§ **Record set**
◆ ◆ ◆ ◆ ◆
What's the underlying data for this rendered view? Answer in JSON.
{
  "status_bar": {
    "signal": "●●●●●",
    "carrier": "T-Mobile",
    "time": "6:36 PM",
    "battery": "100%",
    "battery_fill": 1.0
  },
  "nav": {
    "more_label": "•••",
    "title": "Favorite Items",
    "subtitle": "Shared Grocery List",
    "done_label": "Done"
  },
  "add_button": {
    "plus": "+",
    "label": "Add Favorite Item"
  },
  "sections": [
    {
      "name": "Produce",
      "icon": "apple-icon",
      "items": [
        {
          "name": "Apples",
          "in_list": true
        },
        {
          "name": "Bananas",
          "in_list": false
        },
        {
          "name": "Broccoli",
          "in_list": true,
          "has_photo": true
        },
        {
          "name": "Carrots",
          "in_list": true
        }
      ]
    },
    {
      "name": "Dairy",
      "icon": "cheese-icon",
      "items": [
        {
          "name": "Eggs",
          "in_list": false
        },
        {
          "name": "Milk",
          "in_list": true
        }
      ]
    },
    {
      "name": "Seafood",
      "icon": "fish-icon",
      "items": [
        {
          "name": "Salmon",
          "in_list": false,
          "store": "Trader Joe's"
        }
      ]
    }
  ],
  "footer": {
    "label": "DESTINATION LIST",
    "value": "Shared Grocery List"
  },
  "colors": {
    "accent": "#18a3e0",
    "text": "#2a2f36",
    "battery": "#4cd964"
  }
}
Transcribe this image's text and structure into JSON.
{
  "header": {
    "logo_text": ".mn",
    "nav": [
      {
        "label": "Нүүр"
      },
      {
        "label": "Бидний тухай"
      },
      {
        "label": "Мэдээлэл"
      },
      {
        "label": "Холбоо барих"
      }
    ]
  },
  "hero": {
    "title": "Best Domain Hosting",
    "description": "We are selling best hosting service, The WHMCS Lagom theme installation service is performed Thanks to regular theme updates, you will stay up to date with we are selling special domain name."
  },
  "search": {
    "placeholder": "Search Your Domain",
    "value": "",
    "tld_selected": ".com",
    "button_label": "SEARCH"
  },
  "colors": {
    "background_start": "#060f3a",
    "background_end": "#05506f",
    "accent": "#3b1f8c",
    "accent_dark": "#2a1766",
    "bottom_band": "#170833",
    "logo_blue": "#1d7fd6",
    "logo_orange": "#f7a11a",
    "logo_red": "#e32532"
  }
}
◆ ◆ ◆ ◆ ◆
Return the whole listing exactly, with every line included.

What's the underlying data for this rendered view? Answer in JSON.
{
  "status_bar": {
    "signal": "●●●●●",
    "carrier": "T-Mobile",
    "time": "6:36 PM",
    "battery": "100%",
    "battery_fill": 1.0
  },
  "nav": {
    "more_label": "•••",
    "title": "Favorite Items",
    "subtitle": "Shared Grocery List",
    "done_label": "Done"
  },
  "add_button": {
    "plus": "+",
    "label": "Add Favorite Item"
  },
  "sections": [
    {
      "name": "Produce",
      "icon": "apple-icon",
      "items": [
        {
          "name": "Apples",
          "in_list": true
        },
        {
          "name": "Bananas",
          "in_list": false
        },
        {
          "name": "Broccoli",
          "in_list": true,
          "has_photo": true
        },
        {
          "name": "Carrots",
          "in_list": true
        }
      ]
    },
    {
      "name": "Dairy",
      "icon": "cheese-icon",
      "items": [
        {
          "name": "Eggs",
          "in_list": false
        },
        {
          "name": "Milk",
          "in_list": true
        }
      ]
    },
    {
      "name": "Seafood",
      "icon": "fish-icon",
      "items": [
        {
          "name": "Salmon",
          "in_list": false,
          "store": "Trader Joe's"
        }
      ]
    }
  ],
  "footer": {
    "label": "DESTINATION LIST",
    "value": "Shared Grocery List"
  },
  "colors": {
    "accent": "#18a3e0",
    "text": "#2a2f36",
    "battery": "#4cd964"
  }
}
Transcribe this image's text and structure into JSON.
{
  "header": {
    "logo_text": ".mn",
    "nav": [
      {
        "label": "Нүүр"
      },
      {
        "label": "Бидний тухай"
      },
      {
        "label": "Мэдээлэл"
      },
      {
        "label": "Холбоо барих"
      }
    ]
  },
  "hero": {
    "title": "Best Domain Hosting",
    "description": "We are selling best hosting service, The WHMCS Lagom theme installation service is performed Thanks to regular theme updates, you will stay up to date with we are selling special domain name."
  },
  "search": {
    "placeholder": "Search Your Domain",
    "value": "",
    "tld_selected": ".com",
    "button_label": "SEARCH"
  },
  "colors": {
    "background_start": "#060f3a",
    "background_end": "#05506f",
    "accent": "#3b1f8c",
    "accent_dark": "#2a1766",
    "bottom_band": "#170833",
    "logo_blue": "#1d7fd6",
    "logo_orange": "#f7a11a",
    "logo_red": "#e32532"
  }
}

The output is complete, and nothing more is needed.